= Material provided =
## START

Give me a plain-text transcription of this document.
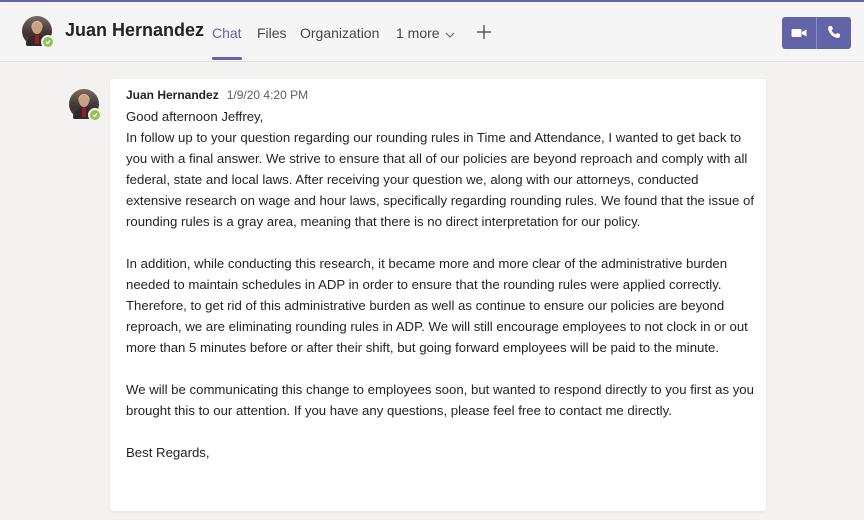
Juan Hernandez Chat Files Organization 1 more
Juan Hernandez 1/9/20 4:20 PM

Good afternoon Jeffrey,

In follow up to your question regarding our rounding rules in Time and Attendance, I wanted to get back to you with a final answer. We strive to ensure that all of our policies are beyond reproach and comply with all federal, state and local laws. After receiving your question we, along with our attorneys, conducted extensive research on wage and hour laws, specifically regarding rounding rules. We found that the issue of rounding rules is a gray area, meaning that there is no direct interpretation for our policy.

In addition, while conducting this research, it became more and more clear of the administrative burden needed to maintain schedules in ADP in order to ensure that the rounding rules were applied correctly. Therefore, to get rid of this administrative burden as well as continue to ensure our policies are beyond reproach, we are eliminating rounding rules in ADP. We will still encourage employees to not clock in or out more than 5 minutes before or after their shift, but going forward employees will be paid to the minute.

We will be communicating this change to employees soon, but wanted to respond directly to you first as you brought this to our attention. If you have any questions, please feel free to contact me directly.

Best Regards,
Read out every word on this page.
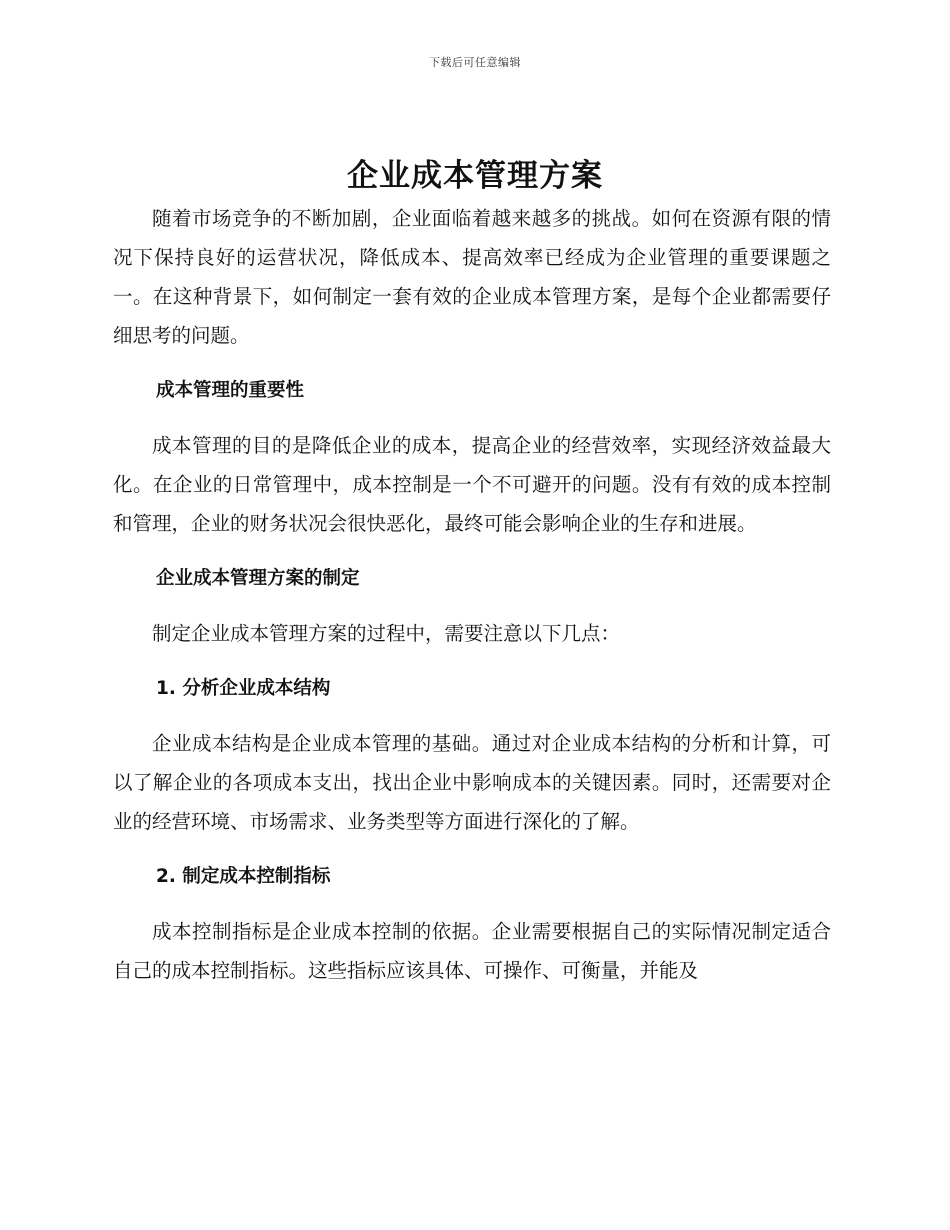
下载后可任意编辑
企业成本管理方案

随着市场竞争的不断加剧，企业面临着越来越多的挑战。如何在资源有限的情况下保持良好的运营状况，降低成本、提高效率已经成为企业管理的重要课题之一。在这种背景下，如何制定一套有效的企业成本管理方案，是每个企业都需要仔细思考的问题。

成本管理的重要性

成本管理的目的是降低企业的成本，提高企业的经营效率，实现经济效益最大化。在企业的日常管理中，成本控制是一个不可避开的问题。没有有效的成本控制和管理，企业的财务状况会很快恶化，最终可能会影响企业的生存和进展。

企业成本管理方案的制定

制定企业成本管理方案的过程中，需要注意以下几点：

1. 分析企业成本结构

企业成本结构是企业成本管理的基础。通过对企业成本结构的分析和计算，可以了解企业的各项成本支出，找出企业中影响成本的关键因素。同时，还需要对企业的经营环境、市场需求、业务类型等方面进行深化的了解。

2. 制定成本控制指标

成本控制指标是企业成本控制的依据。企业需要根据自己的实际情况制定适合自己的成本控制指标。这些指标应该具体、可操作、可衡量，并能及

## END

= Given request =
Give an exact reproduction of every line, leaving out any picture.

= Completed task =
Give me a plain-text transcription of this document.
Juan Hernandez Chat Files Organization 1 more
Juan Hernandez 1/9/20 4:20 PM

Good afternoon Jeffrey,

In follow up to your question regarding our rounding rules in Time and Attendance, I wanted to get back to you with a final answer. We strive to ensure that all of our policies are beyond reproach and comply with all federal, state and local laws. After receiving your question we, along with our attorneys, conducted extensive research on wage and hour laws, specifically regarding rounding rules. We found that the issue of rounding rules is a gray area, meaning that there is no direct interpretation for our policy.

In addition, while conducting this research, it became more and more clear of the administrative burden needed to maintain schedules in ADP in order to ensure that the rounding rules were applied correctly. Therefore, to get rid of this administrative burden as well as continue to ensure our policies are beyond reproach, we are eliminating rounding rules in ADP. We will still encourage employees to not clock in or out more than 5 minutes before or after their shift, but going forward employees will be paid to the minute.

We will be communicating this change to employees soon, but wanted to respond directly to you first as you brought this to our attention. If you have any questions, please feel free to contact me directly.

Best Regards,
Read out every word on this page.
下载后可任意编辑
企业成本管理方案

随着市场竞争的不断加剧，企业面临着越来越多的挑战。如何在资源有限的情况下保持良好的运营状况，降低成本、提高效率已经成为企业管理的重要课题之一。在这种背景下，如何制定一套有效的企业成本管理方案，是每个企业都需要仔细思考的问题。

成本管理的重要性

成本管理的目的是降低企业的成本，提高企业的经营效率，实现经济效益最大化。在企业的日常管理中，成本控制是一个不可避开的问题。没有有效的成本控制和管理，企业的财务状况会很快恶化，最终可能会影响企业的生存和进展。

企业成本管理方案的制定

制定企业成本管理方案的过程中，需要注意以下几点：

1. 分析企业成本结构

企业成本结构是企业成本管理的基础。通过对企业成本结构的分析和计算，可以了解企业的各项成本支出，找出企业中影响成本的关键因素。同时，还需要对企业的经营环境、市场需求、业务类型等方面进行深化的了解。

2. 制定成本控制指标

成本控制指标是企业成本控制的依据。企业需要根据自己的实际情况制定适合自己的成本控制指标。这些指标应该具体、可操作、可衡量，并能及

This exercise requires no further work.